What the task requires — Leave out the pictures and repeat the rest of the material exactly.

Data records

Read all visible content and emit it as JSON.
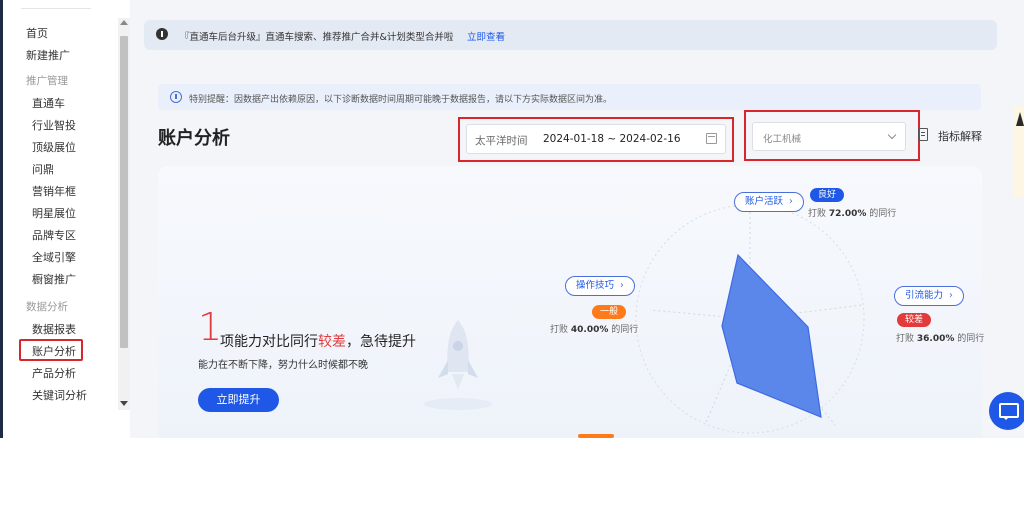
{
  "sidebar": {
    "items": [
      {
        "label": "首页",
        "type": "item"
      },
      {
        "label": "新建推广",
        "type": "item"
      },
      {
        "label": "推广管理",
        "type": "group"
      },
      {
        "label": "直通车",
        "type": "sub"
      },
      {
        "label": "行业智投",
        "type": "sub"
      },
      {
        "label": "顶级展位",
        "type": "sub"
      },
      {
        "label": "问鼎",
        "type": "sub"
      },
      {
        "label": "营销年框",
        "type": "sub"
      },
      {
        "label": "明星展位",
        "type": "sub"
      },
      {
        "label": "品牌专区",
        "type": "sub"
      },
      {
        "label": "全域引擎",
        "type": "sub"
      },
      {
        "label": "橱窗推广",
        "type": "sub"
      },
      {
        "label": "数据分析",
        "type": "group"
      },
      {
        "label": "数据报表",
        "type": "sub"
      },
      {
        "label": "账户分析",
        "type": "sub",
        "active": true
      },
      {
        "label": "产品分析",
        "type": "sub"
      },
      {
        "label": "关键词分析",
        "type": "sub"
      }
    ]
  },
  "banner": {
    "text": "『直通车后台升级』直通车搜索、推荐推广合并&计划类型合并啦",
    "link": "立即查看"
  },
  "notice": {
    "text": "特别提醒：因数据产出依赖原因，以下诊断数据时间周期可能晚于数据报告，请以下方实际数据区间为准。"
  },
  "page": {
    "title": "账户分析"
  },
  "date_picker": {
    "timezone": "太平洋时间",
    "range": "2024-01-18 ~ 2024-02-16"
  },
  "industry_select": {
    "value": "化工机械"
  },
  "metric_explain": {
    "label": "指标解释"
  },
  "summary": {
    "count": "1",
    "headline_pre": "项能力对比同行",
    "headline_em": "较差",
    "headline_post": "，急待提升",
    "subline": "能力在不断下降，努力什么时候都不晚",
    "cta": "立即提升"
  },
  "radar": {
    "axes": [
      {
        "name": "账户活跃",
        "status": "良好",
        "status_color": "#1f58e6",
        "beat_pre": "打败",
        "beat_pct": "72.00%",
        "beat_post": "的同行"
      },
      {
        "name": "操作技巧",
        "status": "一般",
        "status_color": "#ff7a1a",
        "beat_pre": "打败",
        "beat_pct": "40.00%",
        "beat_post": "的同行"
      },
      {
        "name": "引流能力",
        "status": "较差",
        "status_color": "#e33b3b",
        "beat_pre": "打败",
        "beat_pct": "36.00%",
        "beat_post": "的同行"
      }
    ]
  },
  "colors": {
    "accent": "#1f58e6",
    "danger": "#e33b3b",
    "warning": "#ff7a1a",
    "highlight_box": "#d9262c"
  }
}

Task solution —
Read all visible content and emit it as JSON.
{
  "sidebar": {
    "items": [
      {
        "label": "首页",
        "type": "item"
      },
      {
        "label": "新建推广",
        "type": "item"
      },
      {
        "label": "推广管理",
        "type": "group"
      },
      {
        "label": "直通车",
        "type": "sub"
      },
      {
        "label": "行业智投",
        "type": "sub"
      },
      {
        "label": "顶级展位",
        "type": "sub"
      },
      {
        "label": "问鼎",
        "type": "sub"
      },
      {
        "label": "营销年框",
        "type": "sub"
      },
      {
        "label": "明星展位",
        "type": "sub"
      },
      {
        "label": "品牌专区",
        "type": "sub"
      },
      {
        "label": "全域引擎",
        "type": "sub"
      },
      {
        "label": "橱窗推广",
        "type": "sub"
      },
      {
        "label": "数据分析",
        "type": "group"
      },
      {
        "label": "数据报表",
        "type": "sub"
      },
      {
        "label": "账户分析",
        "type": "sub",
        "active": true
      },
      {
        "label": "产品分析",
        "type": "sub"
      },
      {
        "label": "关键词分析",
        "type": "sub"
      }
    ]
  },
  "banner": {
    "text": "『直通车后台升级』直通车搜索、推荐推广合并&计划类型合并啦",
    "link": "立即查看"
  },
  "notice": {
    "text": "特别提醒：因数据产出依赖原因，以下诊断数据时间周期可能晚于数据报告，请以下方实际数据区间为准。"
  },
  "page": {
    "title": "账户分析"
  },
  "date_picker": {
    "timezone": "太平洋时间",
    "range": "2024-01-18 ~ 2024-02-16"
  },
  "industry_select": {
    "value": "化工机械"
  },
  "metric_explain": {
    "label": "指标解释"
  },
  "summary": {
    "count": "1",
    "headline_pre": "项能力对比同行",
    "headline_em": "较差",
    "headline_post": "，急待提升",
    "subline": "能力在不断下降，努力什么时候都不晚",
    "cta": "立即提升"
  },
  "radar": {
    "axes": [
      {
        "name": "账户活跃",
        "status": "良好",
        "status_color": "#1f58e6",
        "beat_pre": "打败",
        "beat_pct": "72.00%",
        "beat_post": "的同行"
      },
      {
        "name": "操作技巧",
        "status": "一般",
        "status_color": "#ff7a1a",
        "beat_pre": "打败",
        "beat_pct": "40.00%",
        "beat_post": "的同行"
      },
      {
        "name": "引流能力",
        "status": "较差",
        "status_color": "#e33b3b",
        "beat_pre": "打败",
        "beat_pct": "36.00%",
        "beat_post": "的同行"
      }
    ]
  },
  "colors": {
    "accent": "#1f58e6",
    "danger": "#e33b3b",
    "warning": "#ff7a1a",
    "highlight_box": "#d9262c"
  }
}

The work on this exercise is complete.